掲載本文 -
Japan to face tough fight against Malaysia in group stage of Sudirman

Sudirman Cup goes Downunder for the first time @archives

アジア、ヨーロッパ以外で初めて開催される、男女混合国・地域別対抗戦スディルマン杯ゴールドコースト大会の開幕が21日に迫った。各国・地域の出場選手リストも出揃い、7連覇のかかる中国をはじめ、多くのチームは現在、最終のトレーニングを行っている。第1~4シードのチームの登録選手をすべて紹介するとともに、日本の一次リーグを展望する

1989年創設のスディルマン杯はこれまで、アジアで6回(インドネシア1※初回、中国4、マレーシア1)、ヨーロッパで8回(デンマーク2、スコットランド2、イングランド1、スイス1、オランダ1、スペイン1)と、28年で計14回開催されてきた。15回目の今回、初めて南半球に移動し、オーストラリア・クイーンズランド州ゴールドコーストが会場となる

参戦するのは、27の国と地域の代表チーム。このうち、チームランキング順に、【1位】中国【2位】デンマーク【3位】韓国【4位】日本【5位】マレーシア【6位】インドネシア【7位】タイ【8位】台湾【9位】インド【11位】香港【12位】ロシア【13位】ドイツ(※【10位】イングランドの出場辞退で繰り上がり)――の計12チームがグループ1に属し、3チームずつ4つの組に分かれ、21~24日、総当たりの一次リーグを戦う

優勝に絡んでくるとみられる第1~4シードの登録選手は、以下の通り(*は混合ダブルス出場の可能性もある選手)

◆第1シード:中国(19)

【男子】

〈シングルス〉 シー・ユーチ(世界5位)、リン・ダン(世界7位)、チェン・ロン(世界8位)

データ -
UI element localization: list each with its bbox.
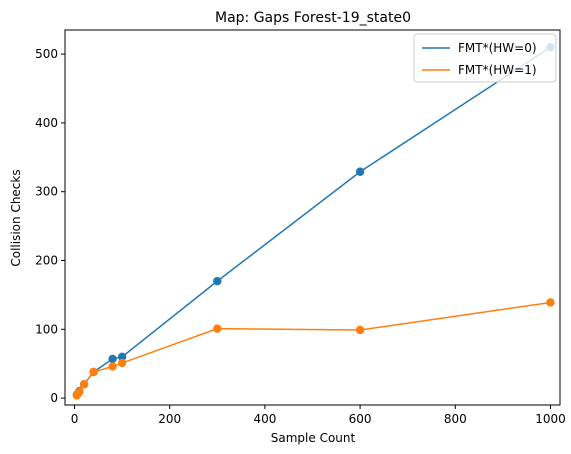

目標 -
本文の「1989年創設のスディルマン杯は」で始まる段落を、主な事実を残したまま箇条書きにまとめてください。

解答例 -
- スディルマン杯は1989年に創設され、28年間で計14回開催された。
- アジアでは6回開催された。内訳はインドネシア1回(初回)、中国4回、マレーシア1回。
- ヨーロッパでは8回開催された。内訳はデンマーク2回、スコットランド2回、イングランド1回、スイス1回、オランダ1回、スペイン1回。
- 15回目の今回は初めて南半球で開かれ、会場はオーストラリア・クイーンズランド州ゴールドコーストとなる。